Data entries
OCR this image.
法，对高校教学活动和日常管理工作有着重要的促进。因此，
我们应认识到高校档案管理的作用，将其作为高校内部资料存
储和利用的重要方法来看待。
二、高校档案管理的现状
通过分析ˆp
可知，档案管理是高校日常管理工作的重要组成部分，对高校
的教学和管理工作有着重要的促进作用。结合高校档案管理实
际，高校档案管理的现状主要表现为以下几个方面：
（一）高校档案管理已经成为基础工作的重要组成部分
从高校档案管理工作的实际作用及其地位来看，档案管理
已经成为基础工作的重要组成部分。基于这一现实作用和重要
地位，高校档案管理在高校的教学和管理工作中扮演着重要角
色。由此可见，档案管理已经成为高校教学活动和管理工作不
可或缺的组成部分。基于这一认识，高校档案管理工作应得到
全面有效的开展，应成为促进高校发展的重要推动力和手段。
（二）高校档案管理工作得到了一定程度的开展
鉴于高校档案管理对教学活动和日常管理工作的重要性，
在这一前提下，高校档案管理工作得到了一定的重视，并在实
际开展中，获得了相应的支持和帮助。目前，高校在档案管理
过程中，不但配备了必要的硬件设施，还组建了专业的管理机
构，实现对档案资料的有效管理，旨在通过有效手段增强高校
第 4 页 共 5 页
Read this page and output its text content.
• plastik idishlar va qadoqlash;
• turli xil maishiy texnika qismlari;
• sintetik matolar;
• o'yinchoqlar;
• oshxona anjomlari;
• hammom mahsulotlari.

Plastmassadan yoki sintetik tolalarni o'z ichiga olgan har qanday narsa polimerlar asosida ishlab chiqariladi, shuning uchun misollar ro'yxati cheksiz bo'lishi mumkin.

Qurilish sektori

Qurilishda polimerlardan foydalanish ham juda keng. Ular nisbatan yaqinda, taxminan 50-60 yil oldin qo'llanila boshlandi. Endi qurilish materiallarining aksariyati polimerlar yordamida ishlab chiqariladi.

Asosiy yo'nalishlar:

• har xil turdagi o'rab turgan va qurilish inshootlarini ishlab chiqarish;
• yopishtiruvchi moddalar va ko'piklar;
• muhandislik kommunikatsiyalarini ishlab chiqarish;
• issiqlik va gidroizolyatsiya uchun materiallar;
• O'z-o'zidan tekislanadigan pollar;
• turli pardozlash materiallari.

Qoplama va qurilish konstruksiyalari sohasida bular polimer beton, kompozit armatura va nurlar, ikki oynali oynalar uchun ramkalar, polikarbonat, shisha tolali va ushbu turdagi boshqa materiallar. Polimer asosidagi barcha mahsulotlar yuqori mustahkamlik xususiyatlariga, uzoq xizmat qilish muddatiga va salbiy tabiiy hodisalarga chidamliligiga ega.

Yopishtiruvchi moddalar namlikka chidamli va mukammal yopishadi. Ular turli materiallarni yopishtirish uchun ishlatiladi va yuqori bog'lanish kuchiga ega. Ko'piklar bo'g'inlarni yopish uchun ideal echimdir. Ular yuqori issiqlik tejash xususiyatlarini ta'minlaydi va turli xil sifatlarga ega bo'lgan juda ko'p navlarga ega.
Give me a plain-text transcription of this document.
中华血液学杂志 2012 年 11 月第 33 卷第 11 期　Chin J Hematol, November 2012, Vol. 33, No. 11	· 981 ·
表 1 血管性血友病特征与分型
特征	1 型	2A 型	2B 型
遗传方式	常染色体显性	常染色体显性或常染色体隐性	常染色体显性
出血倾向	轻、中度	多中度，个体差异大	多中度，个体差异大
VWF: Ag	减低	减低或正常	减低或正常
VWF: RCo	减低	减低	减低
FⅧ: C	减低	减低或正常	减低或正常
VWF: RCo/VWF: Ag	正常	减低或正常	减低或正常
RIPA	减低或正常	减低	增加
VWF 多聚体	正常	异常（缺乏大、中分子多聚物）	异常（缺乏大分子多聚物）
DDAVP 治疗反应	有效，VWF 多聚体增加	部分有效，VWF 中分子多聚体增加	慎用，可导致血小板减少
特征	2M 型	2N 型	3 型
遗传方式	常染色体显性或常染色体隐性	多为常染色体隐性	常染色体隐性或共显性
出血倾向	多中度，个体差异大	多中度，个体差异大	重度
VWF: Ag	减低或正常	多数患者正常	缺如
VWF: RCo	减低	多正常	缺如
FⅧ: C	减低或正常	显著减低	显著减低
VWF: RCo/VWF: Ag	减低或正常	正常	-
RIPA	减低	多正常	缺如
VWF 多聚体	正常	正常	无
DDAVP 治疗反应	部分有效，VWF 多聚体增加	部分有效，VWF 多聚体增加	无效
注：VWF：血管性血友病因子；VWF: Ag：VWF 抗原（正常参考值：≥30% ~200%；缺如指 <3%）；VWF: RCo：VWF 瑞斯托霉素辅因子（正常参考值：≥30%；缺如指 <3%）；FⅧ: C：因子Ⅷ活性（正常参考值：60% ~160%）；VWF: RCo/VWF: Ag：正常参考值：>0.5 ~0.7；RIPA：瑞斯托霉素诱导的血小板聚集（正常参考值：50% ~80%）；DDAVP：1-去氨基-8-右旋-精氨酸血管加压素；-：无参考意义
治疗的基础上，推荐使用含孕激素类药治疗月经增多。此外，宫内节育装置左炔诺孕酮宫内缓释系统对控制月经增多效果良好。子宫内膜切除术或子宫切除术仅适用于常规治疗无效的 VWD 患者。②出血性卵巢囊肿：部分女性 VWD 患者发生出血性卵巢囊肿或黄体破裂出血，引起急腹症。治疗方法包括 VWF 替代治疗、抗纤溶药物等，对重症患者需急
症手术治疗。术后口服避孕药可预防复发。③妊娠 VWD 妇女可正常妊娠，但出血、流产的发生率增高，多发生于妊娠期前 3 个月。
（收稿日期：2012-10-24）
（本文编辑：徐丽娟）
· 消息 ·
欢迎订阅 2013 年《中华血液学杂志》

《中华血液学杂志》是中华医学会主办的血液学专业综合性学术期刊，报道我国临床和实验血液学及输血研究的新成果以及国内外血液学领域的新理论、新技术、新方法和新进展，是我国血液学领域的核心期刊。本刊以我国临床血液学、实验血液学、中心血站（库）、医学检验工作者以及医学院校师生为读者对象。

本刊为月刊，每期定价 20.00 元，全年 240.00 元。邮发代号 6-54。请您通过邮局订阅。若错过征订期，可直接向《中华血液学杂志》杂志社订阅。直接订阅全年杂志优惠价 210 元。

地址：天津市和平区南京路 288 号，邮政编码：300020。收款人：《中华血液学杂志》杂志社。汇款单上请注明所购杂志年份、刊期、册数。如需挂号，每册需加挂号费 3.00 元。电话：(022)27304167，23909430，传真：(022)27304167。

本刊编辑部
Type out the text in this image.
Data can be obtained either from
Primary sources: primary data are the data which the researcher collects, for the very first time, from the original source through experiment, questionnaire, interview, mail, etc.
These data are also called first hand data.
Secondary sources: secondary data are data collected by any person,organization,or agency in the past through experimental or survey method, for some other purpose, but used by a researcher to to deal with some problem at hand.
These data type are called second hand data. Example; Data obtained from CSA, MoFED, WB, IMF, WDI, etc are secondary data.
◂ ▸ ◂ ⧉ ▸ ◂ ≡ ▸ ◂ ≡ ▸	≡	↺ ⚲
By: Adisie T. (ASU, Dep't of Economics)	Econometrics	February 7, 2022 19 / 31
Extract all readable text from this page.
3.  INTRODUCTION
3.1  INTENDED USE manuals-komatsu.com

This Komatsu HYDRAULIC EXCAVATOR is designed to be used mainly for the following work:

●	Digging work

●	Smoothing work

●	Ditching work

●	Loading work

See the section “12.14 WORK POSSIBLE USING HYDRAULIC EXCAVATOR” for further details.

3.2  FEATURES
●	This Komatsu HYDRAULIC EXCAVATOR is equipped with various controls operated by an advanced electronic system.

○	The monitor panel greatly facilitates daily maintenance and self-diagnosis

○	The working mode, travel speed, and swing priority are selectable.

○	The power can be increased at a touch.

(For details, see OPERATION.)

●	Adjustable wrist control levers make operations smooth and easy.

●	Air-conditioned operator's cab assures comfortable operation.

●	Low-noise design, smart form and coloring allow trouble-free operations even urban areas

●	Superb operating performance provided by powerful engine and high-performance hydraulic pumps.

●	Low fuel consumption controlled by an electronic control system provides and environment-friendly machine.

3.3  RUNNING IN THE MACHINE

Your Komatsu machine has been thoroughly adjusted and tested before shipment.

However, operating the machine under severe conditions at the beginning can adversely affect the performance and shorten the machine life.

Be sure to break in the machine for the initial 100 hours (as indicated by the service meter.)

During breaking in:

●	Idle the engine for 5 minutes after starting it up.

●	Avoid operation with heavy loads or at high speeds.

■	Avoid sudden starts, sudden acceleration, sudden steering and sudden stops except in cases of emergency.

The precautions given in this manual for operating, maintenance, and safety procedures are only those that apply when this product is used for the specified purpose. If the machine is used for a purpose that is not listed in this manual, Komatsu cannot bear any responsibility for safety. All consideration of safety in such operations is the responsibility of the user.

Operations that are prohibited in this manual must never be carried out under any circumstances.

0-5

**WHAT YOU ARE ASKED TO DO**
Go through the material and select each line with the string "secondary" in it.

**RESPONSE FOR THIS EXERCISE**
Secondary sources: secondary data are data collected by any person,organization,or agency in the past through experimental or survey method, for some other purpose, but used by a researcher to to deal with some problem at hand.
These data type are called second hand data. Example; Data obtained from CSA, MoFED, WB, IMF, WDI, etc are secondary data.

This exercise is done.